Task prompt: Where in the records does the word "문제들을" appear? Copy each line that holds it.

Dataset extract:
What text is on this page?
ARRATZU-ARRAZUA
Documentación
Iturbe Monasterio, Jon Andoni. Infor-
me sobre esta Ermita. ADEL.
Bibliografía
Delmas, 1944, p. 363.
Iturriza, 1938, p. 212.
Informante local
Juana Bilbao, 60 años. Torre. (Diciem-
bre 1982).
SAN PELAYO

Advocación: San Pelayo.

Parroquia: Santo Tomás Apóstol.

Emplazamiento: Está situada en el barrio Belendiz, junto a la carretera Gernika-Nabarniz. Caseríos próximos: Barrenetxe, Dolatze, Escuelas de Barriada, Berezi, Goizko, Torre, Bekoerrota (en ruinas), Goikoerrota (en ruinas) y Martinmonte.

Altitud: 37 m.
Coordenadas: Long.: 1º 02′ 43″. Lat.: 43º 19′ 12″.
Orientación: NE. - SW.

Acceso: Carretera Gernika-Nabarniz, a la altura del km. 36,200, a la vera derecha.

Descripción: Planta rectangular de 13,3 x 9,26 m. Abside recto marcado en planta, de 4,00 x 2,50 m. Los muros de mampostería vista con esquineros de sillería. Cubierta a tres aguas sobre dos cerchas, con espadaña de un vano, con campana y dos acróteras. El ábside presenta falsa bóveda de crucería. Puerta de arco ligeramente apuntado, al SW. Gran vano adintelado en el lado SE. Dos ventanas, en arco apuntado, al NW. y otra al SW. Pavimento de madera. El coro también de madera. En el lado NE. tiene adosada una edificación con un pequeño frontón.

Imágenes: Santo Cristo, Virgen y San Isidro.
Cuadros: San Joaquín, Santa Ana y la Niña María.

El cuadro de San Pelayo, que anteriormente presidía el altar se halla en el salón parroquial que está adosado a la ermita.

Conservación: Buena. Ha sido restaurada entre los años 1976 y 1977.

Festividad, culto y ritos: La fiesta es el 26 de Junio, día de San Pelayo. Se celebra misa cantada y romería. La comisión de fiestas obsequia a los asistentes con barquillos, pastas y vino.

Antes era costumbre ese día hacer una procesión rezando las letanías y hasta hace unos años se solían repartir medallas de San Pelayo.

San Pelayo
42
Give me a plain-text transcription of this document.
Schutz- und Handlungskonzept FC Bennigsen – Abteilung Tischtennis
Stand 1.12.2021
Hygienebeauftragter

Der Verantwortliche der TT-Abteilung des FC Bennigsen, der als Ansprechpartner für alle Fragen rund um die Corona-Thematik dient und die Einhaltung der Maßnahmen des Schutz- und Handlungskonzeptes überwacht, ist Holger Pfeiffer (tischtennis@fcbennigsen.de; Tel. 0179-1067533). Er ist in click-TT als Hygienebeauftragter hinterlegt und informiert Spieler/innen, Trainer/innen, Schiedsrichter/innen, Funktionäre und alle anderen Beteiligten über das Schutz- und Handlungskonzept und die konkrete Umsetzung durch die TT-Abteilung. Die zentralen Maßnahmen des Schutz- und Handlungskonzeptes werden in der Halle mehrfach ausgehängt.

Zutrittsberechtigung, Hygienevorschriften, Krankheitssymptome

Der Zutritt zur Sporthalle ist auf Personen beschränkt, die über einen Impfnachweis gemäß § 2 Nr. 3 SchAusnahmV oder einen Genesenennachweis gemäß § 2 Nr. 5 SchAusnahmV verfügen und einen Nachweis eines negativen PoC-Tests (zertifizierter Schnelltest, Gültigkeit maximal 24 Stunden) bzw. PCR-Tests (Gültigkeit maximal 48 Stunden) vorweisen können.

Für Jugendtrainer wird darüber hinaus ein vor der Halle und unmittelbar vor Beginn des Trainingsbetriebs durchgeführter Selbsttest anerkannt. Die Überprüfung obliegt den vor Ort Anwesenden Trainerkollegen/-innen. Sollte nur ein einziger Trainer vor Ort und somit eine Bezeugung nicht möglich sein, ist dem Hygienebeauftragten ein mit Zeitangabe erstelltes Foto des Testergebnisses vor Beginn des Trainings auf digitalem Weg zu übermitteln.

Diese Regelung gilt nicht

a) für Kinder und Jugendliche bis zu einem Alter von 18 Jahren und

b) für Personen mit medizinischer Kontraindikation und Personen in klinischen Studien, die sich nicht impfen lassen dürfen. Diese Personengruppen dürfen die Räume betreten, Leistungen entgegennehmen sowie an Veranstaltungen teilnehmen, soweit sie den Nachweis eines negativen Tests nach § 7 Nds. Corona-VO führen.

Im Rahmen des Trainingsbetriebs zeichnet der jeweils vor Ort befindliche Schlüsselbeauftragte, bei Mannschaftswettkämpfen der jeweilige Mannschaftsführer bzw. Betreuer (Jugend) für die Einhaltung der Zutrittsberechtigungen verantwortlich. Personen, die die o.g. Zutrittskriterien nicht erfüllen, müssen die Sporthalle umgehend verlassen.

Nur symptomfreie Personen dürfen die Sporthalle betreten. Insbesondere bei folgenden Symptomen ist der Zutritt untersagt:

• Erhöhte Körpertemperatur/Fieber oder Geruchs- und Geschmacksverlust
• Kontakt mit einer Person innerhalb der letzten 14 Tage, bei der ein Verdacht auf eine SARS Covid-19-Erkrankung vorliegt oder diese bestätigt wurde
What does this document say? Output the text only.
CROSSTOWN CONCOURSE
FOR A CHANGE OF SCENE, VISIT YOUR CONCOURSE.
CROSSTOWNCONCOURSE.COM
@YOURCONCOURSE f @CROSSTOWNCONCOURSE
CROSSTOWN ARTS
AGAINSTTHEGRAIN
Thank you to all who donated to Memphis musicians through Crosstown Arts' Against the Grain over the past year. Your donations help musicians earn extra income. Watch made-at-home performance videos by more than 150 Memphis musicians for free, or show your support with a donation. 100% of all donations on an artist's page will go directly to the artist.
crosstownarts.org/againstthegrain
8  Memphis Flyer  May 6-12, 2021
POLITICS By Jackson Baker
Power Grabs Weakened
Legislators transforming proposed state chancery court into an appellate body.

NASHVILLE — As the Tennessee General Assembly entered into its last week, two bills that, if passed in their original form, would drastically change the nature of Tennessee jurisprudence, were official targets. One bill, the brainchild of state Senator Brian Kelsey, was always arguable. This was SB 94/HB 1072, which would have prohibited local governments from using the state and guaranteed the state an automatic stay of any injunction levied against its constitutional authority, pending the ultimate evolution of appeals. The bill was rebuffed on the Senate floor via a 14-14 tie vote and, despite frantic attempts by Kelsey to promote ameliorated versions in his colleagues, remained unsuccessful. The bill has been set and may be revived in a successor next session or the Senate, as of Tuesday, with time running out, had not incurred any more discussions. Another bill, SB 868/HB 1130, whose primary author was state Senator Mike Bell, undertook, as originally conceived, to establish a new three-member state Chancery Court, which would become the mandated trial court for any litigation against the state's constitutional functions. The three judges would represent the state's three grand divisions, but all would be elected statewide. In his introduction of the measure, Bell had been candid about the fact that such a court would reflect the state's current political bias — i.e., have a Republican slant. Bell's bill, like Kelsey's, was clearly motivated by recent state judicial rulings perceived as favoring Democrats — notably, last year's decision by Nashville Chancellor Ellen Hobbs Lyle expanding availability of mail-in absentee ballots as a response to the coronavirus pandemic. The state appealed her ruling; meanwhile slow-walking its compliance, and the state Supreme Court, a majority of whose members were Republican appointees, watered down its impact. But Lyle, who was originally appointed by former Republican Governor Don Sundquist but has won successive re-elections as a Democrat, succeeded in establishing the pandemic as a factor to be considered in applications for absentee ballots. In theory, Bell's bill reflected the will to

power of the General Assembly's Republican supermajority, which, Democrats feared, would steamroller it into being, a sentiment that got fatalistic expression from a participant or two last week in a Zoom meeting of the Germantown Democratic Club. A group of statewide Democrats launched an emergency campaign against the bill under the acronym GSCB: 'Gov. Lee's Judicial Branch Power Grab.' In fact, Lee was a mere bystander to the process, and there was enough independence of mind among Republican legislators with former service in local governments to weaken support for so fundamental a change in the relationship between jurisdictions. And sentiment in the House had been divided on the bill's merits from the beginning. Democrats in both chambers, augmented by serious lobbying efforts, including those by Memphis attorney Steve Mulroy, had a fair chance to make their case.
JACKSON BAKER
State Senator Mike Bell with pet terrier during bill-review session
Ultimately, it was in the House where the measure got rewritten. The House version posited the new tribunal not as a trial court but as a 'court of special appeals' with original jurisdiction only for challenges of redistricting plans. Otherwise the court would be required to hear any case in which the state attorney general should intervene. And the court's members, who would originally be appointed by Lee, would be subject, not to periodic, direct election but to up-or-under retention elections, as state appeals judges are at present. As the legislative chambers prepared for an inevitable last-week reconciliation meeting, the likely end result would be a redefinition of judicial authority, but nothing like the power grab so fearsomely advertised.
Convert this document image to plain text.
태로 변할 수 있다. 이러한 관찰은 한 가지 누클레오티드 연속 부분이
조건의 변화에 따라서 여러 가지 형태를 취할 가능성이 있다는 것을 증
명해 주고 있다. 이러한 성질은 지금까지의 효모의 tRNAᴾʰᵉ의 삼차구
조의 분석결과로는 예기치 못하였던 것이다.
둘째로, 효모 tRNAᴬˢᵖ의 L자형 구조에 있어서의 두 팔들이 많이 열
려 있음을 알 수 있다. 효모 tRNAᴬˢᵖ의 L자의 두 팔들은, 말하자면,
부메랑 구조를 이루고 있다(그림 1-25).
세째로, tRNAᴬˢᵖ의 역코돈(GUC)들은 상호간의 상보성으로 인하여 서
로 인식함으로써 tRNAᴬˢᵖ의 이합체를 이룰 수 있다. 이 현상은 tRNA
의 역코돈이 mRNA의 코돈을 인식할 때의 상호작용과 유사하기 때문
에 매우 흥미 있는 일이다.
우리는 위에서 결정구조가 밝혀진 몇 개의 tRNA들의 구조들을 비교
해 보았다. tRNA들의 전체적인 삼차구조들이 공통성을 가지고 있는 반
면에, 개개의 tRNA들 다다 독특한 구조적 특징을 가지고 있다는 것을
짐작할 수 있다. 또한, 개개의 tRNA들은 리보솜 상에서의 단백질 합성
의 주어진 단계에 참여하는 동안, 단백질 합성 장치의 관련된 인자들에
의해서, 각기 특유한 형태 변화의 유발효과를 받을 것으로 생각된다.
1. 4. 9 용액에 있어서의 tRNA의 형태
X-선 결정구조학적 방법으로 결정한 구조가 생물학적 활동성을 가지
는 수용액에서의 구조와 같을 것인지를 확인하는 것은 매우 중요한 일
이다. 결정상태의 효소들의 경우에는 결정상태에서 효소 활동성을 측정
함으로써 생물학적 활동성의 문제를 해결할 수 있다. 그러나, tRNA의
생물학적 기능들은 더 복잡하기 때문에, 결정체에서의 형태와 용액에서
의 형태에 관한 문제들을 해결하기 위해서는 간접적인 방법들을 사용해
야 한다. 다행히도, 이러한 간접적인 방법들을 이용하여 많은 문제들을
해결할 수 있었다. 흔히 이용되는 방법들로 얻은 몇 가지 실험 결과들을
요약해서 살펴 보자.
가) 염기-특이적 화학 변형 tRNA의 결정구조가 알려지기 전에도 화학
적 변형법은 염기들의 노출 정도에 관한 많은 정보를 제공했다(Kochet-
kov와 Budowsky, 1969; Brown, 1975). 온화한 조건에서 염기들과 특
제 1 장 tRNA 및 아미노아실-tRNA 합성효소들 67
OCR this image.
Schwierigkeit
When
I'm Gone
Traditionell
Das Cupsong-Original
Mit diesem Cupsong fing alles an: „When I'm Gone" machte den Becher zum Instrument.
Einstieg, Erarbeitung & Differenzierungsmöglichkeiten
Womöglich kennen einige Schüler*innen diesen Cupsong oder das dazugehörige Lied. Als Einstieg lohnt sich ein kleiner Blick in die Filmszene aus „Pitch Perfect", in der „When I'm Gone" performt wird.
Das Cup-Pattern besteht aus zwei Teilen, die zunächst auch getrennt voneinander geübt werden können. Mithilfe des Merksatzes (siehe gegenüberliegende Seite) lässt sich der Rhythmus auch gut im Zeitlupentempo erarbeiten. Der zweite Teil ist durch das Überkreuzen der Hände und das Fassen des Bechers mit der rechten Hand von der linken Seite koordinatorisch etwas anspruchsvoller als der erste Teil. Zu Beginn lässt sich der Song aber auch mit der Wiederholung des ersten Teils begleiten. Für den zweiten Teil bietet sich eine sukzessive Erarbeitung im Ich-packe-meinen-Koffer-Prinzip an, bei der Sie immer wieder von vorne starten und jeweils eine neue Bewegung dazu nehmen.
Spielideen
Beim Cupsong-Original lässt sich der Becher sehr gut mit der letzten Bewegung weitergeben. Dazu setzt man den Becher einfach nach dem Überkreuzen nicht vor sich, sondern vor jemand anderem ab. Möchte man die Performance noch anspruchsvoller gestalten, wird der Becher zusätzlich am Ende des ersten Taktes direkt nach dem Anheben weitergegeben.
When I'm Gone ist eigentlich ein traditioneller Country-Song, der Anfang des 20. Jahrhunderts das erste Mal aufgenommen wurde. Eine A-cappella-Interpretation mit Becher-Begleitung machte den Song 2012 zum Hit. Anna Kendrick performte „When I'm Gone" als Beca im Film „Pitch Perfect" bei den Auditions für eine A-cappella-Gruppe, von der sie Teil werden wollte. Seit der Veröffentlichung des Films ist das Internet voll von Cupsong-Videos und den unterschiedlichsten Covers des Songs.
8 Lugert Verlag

Exercise output:
의 형태에 관한 문제들을 해결하기 위해서는 간접적인 방법들을 사용해
야 한다. 다행히도, 이러한 간접적인 방법들을 이용하여 많은 문제들을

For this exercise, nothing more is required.